Exercise
Carry on the PSA test text from the point where it stops, without touching the lines.

Extract
☆ ☆ ☆ ☆ ☆

PSA stands for Prostate Specific Antigen, however it is neither specific nor an antigen. PSA is in fact an enzyme found in the male ejaculate and prostate, but also found in breast tissue, amniotic fluid and the female ejaculate. Its main function is to aid the transition of semen through the thick cervical secretions, by breaking down cervical mucus. It has gained much attention due to its potential to be an early marker for prostate cancer, and consequently used as a screening tool.

 

Prostate cancer is rare in the under 50’s and its incidence increaes with age, with most diagnoses being made between the ages of 70-74 years of age.  The main symptoms of prostate cancer relate to prostate enlargement, and the obstruction of the flow of urine from the bladder. Nocturia (waking up to go the toilet at night), hesitancy (difficulty in initiating the stream of urine), poor urine flow and dribbling at the end of passing urine are common features of prostate enlargement.

 

Prostate cancer is a major health problem, affecting over 500,000 men and causing over 200,000 deaths worldwide each year, and the advent of the PSA test heralded the possibility of detecting this cancer when it was still localised to the prostate when a potential cure could be achieved.

 

So why do we not routinely screen for prosate cancer – like breast or cervical cancer?

 

There are a number of problems with using the PSA test as a screening tool. An ideal prostate cancer screening test would pick up all the cancers (have a high sensitivity) while avoiding indivuals who do not have the disease (high specificity). The PSA test has a relatively high sensitivity but has a low specificity.  Only 1 in 5 of every positive PSA test is caused by prostate cancer 1.

 

A further problem with using the PSA test as a screening tool, is that it does not differentiate between indolent and life-threatening cancers. The incidence of all cancers increases with age, and at the age of 80 over 80% of males have prostate cancer, however the vast majority of these cancers are silent – only 3% of individuals at this age will die from their prostate cancer2. The lack of understanding of the natural history of prostate cancer results both in over-diagnosis and over-treatment of individuals – who may have been better off not having the test in the first place.

 

So what is recommended?

☆ ☆ ☆ ☆ ☆

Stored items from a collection
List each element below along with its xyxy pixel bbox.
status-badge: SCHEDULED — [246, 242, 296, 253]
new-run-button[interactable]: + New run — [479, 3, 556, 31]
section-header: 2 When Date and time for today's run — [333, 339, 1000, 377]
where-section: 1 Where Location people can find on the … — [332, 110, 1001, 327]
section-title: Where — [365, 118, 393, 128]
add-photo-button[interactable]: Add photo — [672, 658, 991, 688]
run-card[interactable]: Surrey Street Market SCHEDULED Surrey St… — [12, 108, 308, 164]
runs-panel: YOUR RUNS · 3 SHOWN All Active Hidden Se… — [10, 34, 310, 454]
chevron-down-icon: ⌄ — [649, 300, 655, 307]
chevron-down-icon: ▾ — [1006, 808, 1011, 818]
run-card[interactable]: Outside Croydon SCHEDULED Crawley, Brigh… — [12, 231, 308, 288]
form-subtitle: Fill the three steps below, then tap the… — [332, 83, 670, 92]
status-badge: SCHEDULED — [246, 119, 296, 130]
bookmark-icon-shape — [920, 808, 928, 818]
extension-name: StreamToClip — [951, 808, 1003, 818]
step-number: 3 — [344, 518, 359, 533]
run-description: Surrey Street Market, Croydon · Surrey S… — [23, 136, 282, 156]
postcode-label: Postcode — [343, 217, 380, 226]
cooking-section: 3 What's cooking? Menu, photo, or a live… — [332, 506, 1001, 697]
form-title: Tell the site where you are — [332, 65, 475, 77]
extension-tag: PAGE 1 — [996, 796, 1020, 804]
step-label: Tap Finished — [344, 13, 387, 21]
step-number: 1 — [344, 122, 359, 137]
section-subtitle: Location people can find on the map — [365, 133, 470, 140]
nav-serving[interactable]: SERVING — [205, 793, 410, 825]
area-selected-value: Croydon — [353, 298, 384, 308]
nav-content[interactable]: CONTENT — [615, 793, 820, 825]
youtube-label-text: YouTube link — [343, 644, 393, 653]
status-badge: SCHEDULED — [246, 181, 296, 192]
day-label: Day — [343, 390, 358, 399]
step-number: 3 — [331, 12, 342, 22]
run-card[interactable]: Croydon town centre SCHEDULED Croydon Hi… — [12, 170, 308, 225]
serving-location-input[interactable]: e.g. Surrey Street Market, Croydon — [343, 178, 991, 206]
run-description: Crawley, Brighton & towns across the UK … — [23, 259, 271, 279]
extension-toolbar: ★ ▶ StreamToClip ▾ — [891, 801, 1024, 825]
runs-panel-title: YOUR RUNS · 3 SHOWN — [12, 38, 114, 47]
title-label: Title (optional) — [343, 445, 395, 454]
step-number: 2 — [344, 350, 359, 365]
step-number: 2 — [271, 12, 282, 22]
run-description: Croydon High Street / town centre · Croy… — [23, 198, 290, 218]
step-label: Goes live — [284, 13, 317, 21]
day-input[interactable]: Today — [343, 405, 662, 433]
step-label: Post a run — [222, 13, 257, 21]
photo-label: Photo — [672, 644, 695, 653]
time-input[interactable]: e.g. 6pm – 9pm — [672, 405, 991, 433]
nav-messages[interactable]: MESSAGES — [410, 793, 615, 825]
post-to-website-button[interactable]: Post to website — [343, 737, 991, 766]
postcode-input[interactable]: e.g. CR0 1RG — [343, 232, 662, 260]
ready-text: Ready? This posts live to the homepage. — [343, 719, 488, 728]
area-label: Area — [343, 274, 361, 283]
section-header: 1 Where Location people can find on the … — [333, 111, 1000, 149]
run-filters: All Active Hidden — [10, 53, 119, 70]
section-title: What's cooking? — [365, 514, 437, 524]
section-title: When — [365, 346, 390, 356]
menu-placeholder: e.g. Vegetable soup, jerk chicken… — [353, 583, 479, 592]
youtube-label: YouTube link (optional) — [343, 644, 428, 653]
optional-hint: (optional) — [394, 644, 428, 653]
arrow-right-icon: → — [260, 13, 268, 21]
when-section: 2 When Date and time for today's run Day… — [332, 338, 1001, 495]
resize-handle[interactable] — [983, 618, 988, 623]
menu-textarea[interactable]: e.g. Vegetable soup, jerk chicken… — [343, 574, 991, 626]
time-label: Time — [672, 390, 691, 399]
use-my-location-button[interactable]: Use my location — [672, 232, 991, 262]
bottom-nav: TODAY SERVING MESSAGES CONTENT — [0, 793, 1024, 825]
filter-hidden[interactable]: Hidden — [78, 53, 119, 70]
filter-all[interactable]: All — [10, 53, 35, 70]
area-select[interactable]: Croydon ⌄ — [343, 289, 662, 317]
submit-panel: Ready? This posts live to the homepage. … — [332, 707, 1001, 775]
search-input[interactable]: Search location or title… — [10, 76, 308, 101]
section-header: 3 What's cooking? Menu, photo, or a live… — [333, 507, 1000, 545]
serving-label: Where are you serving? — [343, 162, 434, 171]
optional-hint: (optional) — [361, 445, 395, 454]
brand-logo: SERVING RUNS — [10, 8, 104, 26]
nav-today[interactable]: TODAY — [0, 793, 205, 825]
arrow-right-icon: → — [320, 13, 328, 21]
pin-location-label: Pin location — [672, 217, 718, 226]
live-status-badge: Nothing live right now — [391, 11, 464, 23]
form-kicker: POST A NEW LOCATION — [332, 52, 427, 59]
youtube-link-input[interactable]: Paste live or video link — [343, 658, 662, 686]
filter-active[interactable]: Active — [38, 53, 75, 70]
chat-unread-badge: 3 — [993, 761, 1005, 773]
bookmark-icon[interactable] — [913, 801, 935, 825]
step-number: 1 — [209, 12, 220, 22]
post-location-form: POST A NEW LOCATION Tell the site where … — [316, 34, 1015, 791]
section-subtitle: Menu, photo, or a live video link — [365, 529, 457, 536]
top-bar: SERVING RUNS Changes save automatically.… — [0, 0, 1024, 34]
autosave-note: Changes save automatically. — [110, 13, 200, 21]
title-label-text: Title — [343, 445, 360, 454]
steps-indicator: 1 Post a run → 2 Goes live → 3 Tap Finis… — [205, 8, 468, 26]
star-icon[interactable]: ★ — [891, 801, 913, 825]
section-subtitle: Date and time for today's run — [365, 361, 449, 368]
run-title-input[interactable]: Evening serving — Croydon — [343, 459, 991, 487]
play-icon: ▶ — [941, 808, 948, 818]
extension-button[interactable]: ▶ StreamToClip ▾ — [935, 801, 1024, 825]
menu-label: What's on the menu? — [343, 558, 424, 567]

☆ ☆ ☆ ☆ ☆

Answer for this exercise
 

There is a general international consensus that there is not enough evidence to support population screening with the PSA test.

 

  • American Cancer Society – does not support routine screening
  • American Urology Association – PSA should be offered to well informed men aged 40 years or older
  • US Preventative Services Task Force – Men younger than 75, the benefits of screening for prostate cancer are uncertain and the balance of benefits and harms cannot be determined.
  • European Urological Association – population screening is not recommended due to a large over-treatment effect

 

NHS – ‘Individuals should be provided with as much information as possible to make an informed choice, to enable them to decide whether or not to have the test’.

 

There are often lots of factors which influence whether or not an individual should decide to have a test. Usually if there are symptoms (as described above), then most General Practitioners would advocate the use of the test. 

 

In Summary

 

At present any PSA test should be approached deliberately with the individual being informed of both the potential benefits and consequences of a positive test result. Additional information can be downloaded on the links below

 

The Future

 

In the not too distant future it is likely that the ‘PSA test’ will be become sensitive enough to differentiate between potentially life-threatening cancers’ and indolent types and at this point it may become part of the national cancer screening programme, inline with bowel, breast and cervical cancer.